[WORK TO DO]: Go through the lines below and copy each one that holds the string "KoheiMorinaga".

[DATA ROWS]:
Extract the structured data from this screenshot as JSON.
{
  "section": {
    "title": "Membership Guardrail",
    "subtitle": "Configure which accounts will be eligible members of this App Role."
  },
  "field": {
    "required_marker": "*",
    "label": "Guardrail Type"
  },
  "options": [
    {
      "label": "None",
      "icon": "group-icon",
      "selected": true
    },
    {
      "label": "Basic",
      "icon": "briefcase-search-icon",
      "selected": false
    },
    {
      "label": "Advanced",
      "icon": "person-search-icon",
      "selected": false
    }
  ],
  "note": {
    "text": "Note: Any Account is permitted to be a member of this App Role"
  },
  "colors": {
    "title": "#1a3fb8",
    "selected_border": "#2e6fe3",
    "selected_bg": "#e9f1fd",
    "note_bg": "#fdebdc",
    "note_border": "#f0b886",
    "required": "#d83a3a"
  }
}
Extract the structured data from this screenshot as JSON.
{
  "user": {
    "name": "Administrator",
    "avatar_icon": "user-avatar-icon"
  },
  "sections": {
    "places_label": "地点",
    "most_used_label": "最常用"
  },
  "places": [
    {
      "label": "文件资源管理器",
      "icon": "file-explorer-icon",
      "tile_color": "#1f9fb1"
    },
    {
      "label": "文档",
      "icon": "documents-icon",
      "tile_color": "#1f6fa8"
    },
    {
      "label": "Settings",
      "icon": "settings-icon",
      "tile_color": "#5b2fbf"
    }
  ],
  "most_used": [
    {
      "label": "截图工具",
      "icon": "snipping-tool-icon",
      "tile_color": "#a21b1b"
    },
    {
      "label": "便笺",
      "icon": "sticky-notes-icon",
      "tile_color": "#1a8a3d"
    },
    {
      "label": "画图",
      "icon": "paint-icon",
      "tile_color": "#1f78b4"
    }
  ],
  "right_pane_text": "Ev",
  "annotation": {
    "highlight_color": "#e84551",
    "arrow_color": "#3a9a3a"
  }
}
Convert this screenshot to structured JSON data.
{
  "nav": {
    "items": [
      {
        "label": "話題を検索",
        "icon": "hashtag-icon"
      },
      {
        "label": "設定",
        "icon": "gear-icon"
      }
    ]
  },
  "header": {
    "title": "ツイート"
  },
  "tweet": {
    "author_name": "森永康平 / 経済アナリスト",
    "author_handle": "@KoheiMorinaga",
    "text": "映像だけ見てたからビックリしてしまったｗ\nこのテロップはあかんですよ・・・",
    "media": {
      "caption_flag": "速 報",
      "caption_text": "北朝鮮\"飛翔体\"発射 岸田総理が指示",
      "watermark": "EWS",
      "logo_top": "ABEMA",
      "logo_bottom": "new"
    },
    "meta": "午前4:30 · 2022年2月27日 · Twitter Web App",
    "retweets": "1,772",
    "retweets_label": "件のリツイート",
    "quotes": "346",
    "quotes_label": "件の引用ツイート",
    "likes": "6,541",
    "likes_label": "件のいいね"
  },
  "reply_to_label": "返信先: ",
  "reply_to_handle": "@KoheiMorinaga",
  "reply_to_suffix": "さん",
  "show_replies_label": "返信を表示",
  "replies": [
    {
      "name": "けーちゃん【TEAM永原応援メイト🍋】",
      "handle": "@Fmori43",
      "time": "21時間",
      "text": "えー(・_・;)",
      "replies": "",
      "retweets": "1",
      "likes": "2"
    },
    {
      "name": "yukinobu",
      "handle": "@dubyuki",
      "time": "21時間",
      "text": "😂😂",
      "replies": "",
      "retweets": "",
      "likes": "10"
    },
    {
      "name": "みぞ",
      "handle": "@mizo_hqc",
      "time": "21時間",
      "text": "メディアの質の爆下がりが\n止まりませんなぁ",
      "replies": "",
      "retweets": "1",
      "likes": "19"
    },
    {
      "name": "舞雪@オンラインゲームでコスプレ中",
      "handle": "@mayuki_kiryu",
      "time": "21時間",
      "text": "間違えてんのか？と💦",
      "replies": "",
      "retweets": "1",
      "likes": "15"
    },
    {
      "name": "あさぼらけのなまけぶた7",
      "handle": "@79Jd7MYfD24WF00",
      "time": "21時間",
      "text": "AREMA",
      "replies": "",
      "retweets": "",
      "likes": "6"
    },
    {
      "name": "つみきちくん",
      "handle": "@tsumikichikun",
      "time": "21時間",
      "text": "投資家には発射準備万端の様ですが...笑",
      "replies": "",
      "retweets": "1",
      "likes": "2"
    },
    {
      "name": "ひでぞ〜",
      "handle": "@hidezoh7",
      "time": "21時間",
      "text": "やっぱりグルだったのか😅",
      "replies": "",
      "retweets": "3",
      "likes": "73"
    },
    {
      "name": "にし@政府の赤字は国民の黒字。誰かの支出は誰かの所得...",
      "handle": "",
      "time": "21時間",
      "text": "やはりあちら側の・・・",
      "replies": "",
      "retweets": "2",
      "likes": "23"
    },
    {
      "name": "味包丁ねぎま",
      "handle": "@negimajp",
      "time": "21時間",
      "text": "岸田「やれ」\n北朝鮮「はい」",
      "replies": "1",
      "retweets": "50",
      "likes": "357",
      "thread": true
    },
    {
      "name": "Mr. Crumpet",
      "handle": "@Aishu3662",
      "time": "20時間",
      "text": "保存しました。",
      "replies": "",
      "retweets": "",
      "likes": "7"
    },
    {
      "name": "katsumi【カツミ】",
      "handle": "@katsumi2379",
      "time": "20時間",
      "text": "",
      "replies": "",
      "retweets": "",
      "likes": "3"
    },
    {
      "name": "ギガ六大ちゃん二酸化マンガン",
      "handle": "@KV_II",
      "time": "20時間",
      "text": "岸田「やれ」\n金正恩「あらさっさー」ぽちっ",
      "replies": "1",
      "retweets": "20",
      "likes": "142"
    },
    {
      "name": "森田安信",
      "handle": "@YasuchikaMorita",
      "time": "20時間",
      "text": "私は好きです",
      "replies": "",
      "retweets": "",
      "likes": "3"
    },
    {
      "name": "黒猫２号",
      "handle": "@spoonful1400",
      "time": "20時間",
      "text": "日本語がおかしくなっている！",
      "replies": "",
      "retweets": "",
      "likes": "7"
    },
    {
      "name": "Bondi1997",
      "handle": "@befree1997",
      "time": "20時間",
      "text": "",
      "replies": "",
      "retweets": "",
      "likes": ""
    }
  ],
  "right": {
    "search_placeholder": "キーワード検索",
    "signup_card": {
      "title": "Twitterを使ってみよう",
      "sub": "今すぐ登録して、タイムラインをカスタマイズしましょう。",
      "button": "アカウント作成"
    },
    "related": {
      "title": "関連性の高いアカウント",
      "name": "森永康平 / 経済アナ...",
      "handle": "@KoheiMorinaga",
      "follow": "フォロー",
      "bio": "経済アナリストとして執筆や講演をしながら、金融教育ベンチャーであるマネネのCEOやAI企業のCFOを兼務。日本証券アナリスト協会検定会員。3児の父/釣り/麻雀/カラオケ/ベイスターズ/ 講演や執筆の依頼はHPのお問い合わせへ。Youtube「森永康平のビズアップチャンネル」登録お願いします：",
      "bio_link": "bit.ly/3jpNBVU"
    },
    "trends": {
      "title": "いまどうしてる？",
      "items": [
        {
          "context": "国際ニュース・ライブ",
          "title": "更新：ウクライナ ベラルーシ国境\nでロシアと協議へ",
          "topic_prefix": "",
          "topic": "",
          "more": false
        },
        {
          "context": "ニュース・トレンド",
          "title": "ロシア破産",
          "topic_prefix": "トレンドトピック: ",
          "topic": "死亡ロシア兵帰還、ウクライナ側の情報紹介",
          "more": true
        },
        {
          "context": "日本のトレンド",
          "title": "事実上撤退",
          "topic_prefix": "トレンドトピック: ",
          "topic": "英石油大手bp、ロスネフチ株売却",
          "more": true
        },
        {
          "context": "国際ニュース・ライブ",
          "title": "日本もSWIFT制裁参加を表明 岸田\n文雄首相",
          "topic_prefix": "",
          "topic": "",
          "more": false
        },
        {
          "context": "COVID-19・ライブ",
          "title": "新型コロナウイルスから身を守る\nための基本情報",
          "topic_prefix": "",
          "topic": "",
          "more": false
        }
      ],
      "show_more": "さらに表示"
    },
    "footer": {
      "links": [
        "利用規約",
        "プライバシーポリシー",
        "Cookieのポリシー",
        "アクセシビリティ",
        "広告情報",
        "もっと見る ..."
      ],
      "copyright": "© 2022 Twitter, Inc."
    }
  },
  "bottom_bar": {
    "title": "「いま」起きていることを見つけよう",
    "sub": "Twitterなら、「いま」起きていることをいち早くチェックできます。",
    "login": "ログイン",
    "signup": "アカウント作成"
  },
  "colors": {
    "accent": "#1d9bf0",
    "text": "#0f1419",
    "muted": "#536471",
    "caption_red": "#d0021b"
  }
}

[RESULT FOR THIS EXERCISE]:
    "author_handle": "@KoheiMorinaga",
  "reply_to_handle": "@KoheiMorinaga",
      "handle": "@KoheiMorinaga",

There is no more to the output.